■ TEXTO FORNECIDO ■

Este devocional faz parte da semana ligada à mensagem “Perturbações da Alma — Jesus diante da sua hora”, quarta mensagem da série As Aflições deste Mundo. Nesta série, temos visto que Jesus conhece nossas aflições por dentro da experiência humana. Hoje, olhamos para a sinceridade de sua oração: “Pai, salva-me desta hora?”
“Pai, salva-me desta hora?” João 12.27, NVI
Existe uma sinceridade na oração de Jesus que precisa nos alcançar.
Diante da sua hora, com o coração perturbado, Jesus coloca diante do Pai a possibilidade do livramento: “Pai, salva-me desta hora?” A frase é breve, mas abre espaço para algo que muitos cristãos escondem: o desejo de ser poupado.

■ TAREFAS A CUMPRIR ■
1. Diga se cada afirmação abaixo está de acordo com o devocional, respondendo sim ou não e citando as palavras decisivas do texto: (a) o devocional está ligado à quarta mensagem da série As Aflições deste Mundo; (b) a oração citada vem de João 12.27, na versão NVI; (c) o devocional afirma que a frase da oração de Jesus é longa.
2. Traduza para o inglês esta frase do devocional: "Existe uma sinceridade na oração de Jesus que precisa nos alcançar."

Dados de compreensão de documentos
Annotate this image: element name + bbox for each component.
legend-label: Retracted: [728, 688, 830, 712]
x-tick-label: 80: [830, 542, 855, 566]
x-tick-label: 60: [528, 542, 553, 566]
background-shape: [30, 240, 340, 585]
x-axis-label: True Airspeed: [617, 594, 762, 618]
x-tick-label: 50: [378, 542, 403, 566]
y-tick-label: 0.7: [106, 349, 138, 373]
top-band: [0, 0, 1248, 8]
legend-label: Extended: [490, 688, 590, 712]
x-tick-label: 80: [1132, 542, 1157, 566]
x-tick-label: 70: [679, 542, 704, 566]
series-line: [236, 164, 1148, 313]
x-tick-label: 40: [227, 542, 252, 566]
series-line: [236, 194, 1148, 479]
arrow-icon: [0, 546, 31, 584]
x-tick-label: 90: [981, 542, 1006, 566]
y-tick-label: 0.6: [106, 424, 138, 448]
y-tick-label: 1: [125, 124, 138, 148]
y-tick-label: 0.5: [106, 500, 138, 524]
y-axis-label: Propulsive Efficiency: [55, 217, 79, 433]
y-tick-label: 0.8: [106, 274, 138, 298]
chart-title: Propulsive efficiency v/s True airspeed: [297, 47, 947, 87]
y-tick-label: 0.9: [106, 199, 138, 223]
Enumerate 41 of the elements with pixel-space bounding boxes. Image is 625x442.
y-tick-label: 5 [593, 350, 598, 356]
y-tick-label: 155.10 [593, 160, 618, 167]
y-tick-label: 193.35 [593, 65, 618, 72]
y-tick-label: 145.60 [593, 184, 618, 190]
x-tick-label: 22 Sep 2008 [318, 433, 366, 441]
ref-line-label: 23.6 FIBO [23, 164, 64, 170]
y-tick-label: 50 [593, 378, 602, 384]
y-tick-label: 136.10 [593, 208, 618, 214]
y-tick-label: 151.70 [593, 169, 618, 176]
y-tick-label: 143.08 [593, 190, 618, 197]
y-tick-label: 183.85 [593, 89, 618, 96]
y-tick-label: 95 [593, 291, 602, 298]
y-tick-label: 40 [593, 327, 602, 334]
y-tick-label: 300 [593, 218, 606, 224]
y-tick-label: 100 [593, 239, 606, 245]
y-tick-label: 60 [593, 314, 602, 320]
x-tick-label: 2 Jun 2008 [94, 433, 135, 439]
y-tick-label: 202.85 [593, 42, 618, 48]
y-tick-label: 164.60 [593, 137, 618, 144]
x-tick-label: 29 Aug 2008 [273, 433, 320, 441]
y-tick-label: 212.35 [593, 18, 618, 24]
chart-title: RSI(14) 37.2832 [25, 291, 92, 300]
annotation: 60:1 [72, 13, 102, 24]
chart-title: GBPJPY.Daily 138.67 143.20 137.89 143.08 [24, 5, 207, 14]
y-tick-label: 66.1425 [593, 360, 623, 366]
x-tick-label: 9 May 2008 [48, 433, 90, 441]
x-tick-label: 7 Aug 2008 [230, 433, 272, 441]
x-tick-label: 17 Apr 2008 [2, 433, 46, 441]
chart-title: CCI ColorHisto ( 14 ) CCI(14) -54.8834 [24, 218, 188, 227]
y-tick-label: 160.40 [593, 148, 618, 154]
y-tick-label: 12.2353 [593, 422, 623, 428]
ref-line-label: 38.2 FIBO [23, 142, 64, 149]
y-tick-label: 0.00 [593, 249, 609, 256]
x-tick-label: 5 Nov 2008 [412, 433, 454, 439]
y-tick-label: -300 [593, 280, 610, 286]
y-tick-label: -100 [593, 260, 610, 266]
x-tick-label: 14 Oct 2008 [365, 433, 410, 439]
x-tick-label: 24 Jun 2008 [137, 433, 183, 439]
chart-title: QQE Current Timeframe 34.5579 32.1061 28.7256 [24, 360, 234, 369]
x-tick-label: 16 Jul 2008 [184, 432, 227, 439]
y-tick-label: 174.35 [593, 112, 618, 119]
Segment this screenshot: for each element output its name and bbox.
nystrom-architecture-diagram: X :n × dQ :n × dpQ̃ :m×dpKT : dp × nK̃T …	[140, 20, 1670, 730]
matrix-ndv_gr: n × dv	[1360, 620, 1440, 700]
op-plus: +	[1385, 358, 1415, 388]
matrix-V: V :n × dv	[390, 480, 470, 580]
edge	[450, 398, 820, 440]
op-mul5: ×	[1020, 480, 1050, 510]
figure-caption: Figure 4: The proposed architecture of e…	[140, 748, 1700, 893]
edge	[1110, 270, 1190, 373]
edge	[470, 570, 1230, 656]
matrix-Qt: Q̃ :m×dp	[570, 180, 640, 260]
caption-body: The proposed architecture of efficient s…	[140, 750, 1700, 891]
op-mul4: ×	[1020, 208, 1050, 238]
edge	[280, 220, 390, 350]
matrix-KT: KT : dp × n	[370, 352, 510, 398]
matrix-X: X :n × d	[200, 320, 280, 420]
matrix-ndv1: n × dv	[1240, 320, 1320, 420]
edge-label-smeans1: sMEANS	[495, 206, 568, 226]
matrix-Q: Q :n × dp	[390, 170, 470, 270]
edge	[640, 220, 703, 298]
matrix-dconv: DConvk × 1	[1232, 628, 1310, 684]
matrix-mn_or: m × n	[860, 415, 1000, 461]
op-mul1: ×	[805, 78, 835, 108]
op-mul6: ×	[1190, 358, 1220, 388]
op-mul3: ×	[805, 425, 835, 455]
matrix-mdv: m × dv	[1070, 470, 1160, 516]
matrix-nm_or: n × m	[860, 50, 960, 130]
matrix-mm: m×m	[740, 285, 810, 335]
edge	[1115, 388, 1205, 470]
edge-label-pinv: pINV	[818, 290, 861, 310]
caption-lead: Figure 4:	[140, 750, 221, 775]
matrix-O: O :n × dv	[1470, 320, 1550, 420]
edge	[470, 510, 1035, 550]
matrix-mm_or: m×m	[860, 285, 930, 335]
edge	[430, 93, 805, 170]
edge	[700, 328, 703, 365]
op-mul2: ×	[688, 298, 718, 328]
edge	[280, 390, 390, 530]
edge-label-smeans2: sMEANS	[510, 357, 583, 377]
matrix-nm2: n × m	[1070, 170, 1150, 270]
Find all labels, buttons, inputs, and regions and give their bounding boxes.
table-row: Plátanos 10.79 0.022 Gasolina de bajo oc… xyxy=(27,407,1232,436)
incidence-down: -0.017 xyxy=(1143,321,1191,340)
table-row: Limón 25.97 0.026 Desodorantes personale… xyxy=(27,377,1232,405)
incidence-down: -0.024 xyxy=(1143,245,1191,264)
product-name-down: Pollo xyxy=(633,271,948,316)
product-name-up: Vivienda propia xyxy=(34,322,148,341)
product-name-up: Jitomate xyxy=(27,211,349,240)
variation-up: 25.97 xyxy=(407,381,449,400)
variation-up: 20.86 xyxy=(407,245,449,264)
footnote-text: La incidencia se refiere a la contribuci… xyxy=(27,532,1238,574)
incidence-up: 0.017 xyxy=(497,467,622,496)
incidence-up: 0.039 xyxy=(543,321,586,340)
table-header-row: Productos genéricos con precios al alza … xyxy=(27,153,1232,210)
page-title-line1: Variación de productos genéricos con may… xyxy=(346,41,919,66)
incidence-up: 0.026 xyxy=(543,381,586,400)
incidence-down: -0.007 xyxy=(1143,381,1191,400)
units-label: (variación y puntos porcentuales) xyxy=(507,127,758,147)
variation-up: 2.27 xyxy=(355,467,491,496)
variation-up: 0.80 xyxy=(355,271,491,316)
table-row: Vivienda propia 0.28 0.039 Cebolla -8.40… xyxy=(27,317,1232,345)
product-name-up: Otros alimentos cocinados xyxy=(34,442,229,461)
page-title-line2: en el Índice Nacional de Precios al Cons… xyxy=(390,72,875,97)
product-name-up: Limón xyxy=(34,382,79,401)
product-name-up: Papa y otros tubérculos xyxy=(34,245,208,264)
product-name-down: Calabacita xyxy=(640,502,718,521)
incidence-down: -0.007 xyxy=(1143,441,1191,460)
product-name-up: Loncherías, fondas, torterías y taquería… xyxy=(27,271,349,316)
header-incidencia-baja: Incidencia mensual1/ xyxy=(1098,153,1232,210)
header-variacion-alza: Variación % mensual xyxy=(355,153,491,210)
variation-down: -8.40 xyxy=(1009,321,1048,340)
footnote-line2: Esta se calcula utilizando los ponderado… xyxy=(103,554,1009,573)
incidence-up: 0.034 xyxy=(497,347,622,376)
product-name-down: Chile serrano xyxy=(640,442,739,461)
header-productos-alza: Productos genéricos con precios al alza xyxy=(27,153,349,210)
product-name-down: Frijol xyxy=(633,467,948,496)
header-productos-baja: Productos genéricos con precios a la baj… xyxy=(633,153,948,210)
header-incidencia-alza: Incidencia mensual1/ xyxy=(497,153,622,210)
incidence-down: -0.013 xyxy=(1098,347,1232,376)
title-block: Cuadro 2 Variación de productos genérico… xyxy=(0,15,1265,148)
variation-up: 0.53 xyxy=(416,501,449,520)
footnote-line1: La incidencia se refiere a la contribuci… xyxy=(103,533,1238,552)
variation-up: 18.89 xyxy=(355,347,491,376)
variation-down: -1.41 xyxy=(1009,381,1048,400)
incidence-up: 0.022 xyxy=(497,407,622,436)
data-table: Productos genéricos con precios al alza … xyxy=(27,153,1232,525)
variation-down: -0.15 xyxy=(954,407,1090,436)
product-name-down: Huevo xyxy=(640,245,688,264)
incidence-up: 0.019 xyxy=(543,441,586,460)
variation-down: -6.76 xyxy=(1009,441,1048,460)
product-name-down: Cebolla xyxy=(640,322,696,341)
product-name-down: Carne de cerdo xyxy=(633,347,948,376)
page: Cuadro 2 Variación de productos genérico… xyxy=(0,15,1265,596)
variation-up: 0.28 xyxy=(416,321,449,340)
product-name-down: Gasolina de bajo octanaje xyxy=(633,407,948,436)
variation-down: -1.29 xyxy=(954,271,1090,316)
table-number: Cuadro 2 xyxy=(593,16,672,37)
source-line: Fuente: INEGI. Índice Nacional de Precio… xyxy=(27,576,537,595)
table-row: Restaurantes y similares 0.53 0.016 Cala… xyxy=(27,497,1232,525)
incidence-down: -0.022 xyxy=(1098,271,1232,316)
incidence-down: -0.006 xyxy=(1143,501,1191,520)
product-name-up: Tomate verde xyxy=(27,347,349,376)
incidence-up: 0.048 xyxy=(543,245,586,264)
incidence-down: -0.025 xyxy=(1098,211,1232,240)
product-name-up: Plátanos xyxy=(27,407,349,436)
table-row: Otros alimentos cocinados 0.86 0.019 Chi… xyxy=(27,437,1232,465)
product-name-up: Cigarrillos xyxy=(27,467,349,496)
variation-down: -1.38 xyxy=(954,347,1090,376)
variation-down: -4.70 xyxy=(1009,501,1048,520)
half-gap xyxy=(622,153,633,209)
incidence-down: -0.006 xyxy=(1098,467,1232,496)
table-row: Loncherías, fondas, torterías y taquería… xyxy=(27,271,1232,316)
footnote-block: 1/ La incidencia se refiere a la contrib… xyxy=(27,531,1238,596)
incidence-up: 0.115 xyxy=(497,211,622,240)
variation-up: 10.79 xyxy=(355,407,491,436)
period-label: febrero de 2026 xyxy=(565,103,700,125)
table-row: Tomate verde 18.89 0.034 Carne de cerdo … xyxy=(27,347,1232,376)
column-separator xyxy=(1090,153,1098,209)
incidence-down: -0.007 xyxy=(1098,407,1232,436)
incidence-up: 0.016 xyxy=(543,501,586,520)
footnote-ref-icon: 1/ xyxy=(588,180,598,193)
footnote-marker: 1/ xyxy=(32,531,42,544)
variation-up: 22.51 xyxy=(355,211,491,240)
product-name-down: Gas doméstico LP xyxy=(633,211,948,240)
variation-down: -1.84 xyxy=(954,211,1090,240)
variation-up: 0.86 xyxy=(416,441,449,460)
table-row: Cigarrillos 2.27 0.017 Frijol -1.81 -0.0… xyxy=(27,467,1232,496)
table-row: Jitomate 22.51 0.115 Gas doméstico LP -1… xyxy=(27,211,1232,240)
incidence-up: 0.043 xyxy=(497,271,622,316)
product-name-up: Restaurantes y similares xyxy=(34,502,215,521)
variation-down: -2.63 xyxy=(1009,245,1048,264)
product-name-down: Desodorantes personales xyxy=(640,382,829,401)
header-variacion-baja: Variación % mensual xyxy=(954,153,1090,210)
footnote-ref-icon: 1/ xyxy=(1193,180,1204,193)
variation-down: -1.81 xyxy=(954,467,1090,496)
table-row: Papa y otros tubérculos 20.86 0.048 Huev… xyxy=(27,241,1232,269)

■ RESPOSTAS POR TAREFA ■
1.
(a) Sim: "quarta mensagem da série As Aflições deste Mundo".
(b) Sim: "João 12.27, NVI".
(c) Não: "A frase é breve".

2. There is a sincerity in Jesus's prayer that needs to reach us.